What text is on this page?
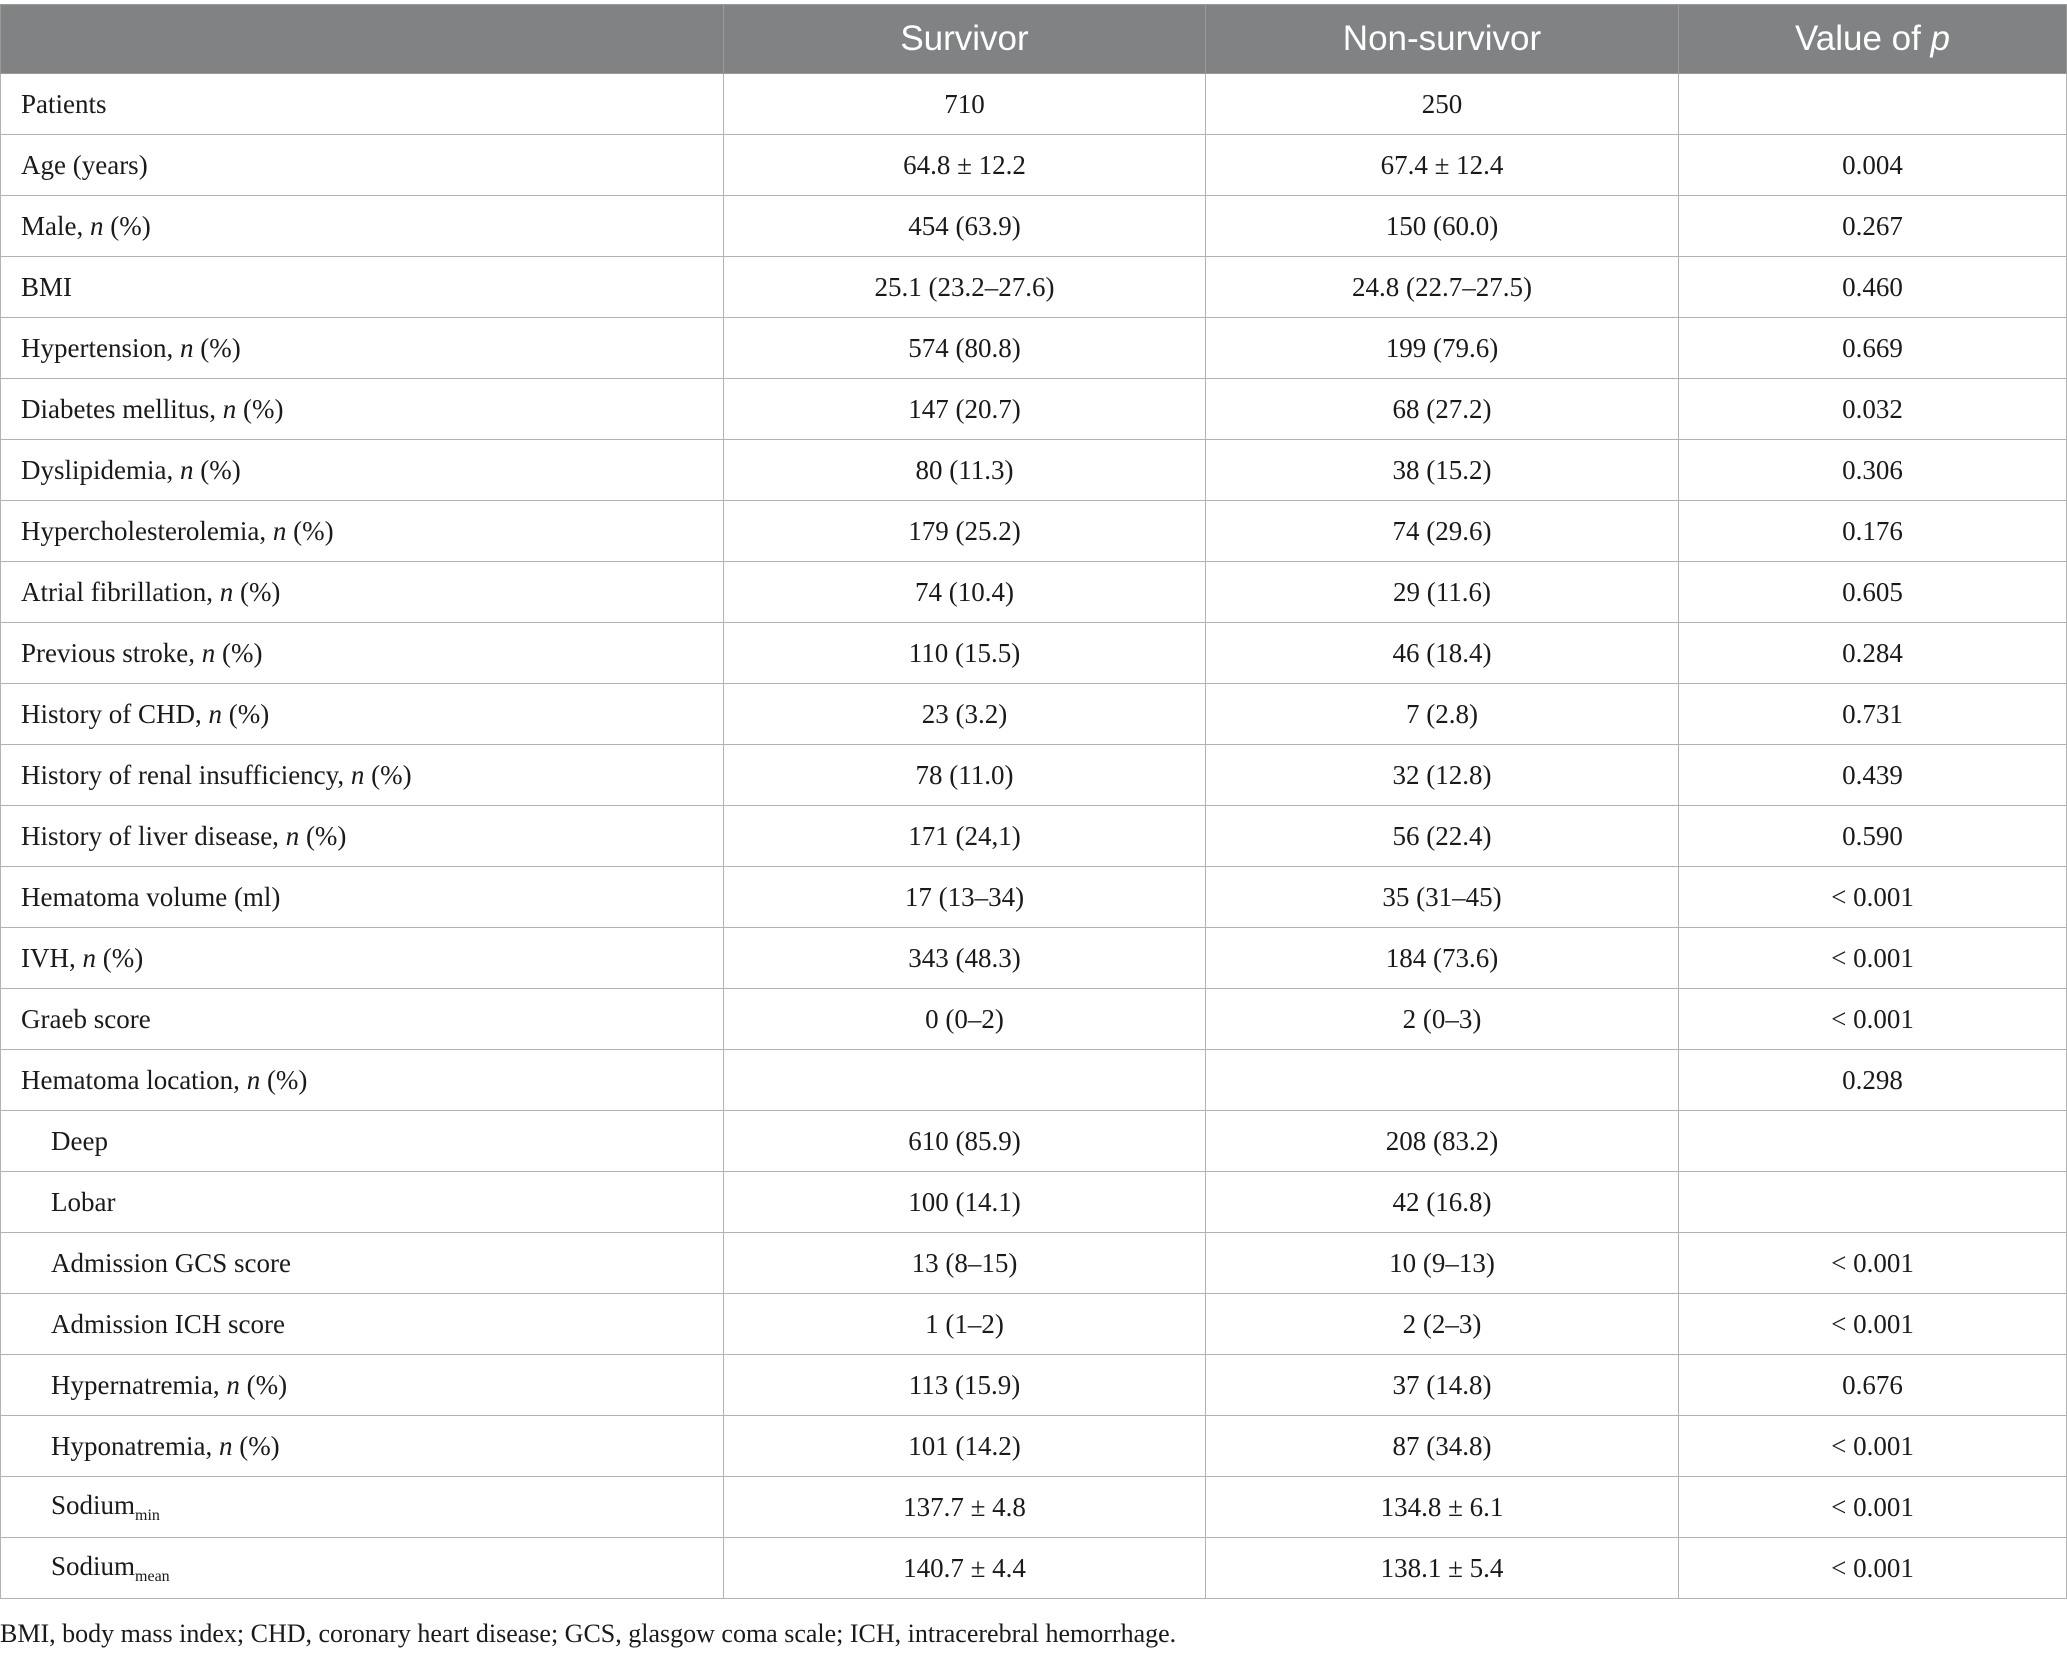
	Survivor	Non-survivor	Value of p
Patients	710	250	
Age (years)	64.8 ± 12.2	67.4 ± 12.4	0.004
Male, n (%)	454 (63.9)	150 (60.0)	0.267
BMI	25.1 (23.2–27.6)	24.8 (22.7–27.5)	0.460
Hypertension, n (%)	574 (80.8)	199 (79.6)	0.669
Diabetes mellitus, n (%)	147 (20.7)	68 (27.2)	0.032
Dyslipidemia, n (%)	80 (11.3)	38 (15.2)	0.306
Hypercholesterolemia, n (%)	179 (25.2)	74 (29.6)	0.176
Atrial fibrillation, n (%)	74 (10.4)	29 (11.6)	0.605
Previous stroke, n (%)	110 (15.5)	46 (18.4)	0.284
History of CHD, n (%)	23 (3.2)	7 (2.8)	0.731
History of renal insufficiency, n (%)	78 (11.0)	32 (12.8)	0.439
History of liver disease, n (%)	171 (24,1)	56 (22.4)	0.590
Hematoma volume (ml)	17 (13–34)	35 (31–45)	< 0.001
IVH, n (%)	343 (48.3)	184 (73.6)	< 0.001
Graeb score	0 (0–2)	2 (0–3)	< 0.001
Hematoma location, n (%)			0.298
Deep	610 (85.9)	208 (83.2)	
Lobar	100 (14.1)	42 (16.8)	
Admission GCS score	13 (8–15)	10 (9–13)	< 0.001
Admission ICH score	1 (1–2)	2 (2–3)	< 0.001
Hypernatremia, n (%)	113 (15.9)	37 (14.8)	0.676
Hyponatremia, n (%)	101 (14.2)	87 (34.8)	< 0.001
Sodium$_{min}$	137.7 ± 4.8	134.8 ± 6.1	< 0.001
Sodium$_{mean}$	140.7 ± 4.4	138.1 ± 5.4	< 0.001
BMI, body mass index; CHD, coronary heart disease; GCS, glasgow coma scale; ICH, intracerebral hemorrhage.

**WHAT IS BEING ASKED:** If the records include pictures, omit them and transcribe everything else exactly.

**RESULT OF THE TASK:**
What text is on this page?
	Survivor	Non-survivor	Value of p
Patients	710	250	
Age (years)	64.8 ± 12.2	67.4 ± 12.4	0.004
Male, n (%)	454 (63.9)	150 (60.0)	0.267
BMI	25.1 (23.2–27.6)	24.8 (22.7–27.5)	0.460
Hypertension, n (%)	574 (80.8)	199 (79.6)	0.669
Diabetes mellitus, n (%)	147 (20.7)	68 (27.2)	0.032
Dyslipidemia, n (%)	80 (11.3)	38 (15.2)	0.306
Hypercholesterolemia, n (%)	179 (25.2)	74 (29.6)	0.176
Atrial fibrillation, n (%)	74 (10.4)	29 (11.6)	0.605
Previous stroke, n (%)	110 (15.5)	46 (18.4)	0.284
History of CHD, n (%)	23 (3.2)	7 (2.8)	0.731
History of renal insufficiency, n (%)	78 (11.0)	32 (12.8)	0.439
History of liver disease, n (%)	171 (24,1)	56 (22.4)	0.590
Hematoma volume (ml)	17 (13–34)	35 (31–45)	< 0.001
IVH, n (%)	343 (48.3)	184 (73.6)	< 0.001
Graeb score	0 (0–2)	2 (0–3)	< 0.001
Hematoma location, n (%)			0.298
Deep	610 (85.9)	208 (83.2)	
Lobar	100 (14.1)	42 (16.8)	
Admission GCS score	13 (8–15)	10 (9–13)	< 0.001
Admission ICH score	1 (1–2)	2 (2–3)	< 0.001
Hypernatremia, n (%)	113 (15.9)	37 (14.8)	0.676
Hyponatremia, n (%)	101 (14.2)	87 (34.8)	< 0.001
Sodium$_{min}$	137.7 ± 4.8	134.8 ± 6.1	< 0.001
Sodium$_{mean}$	140.7 ± 4.4	138.1 ± 5.4	< 0.001
BMI, body mass index; CHD, coronary heart disease; GCS, glasgow coma scale; ICH, intracerebral hemorrhage.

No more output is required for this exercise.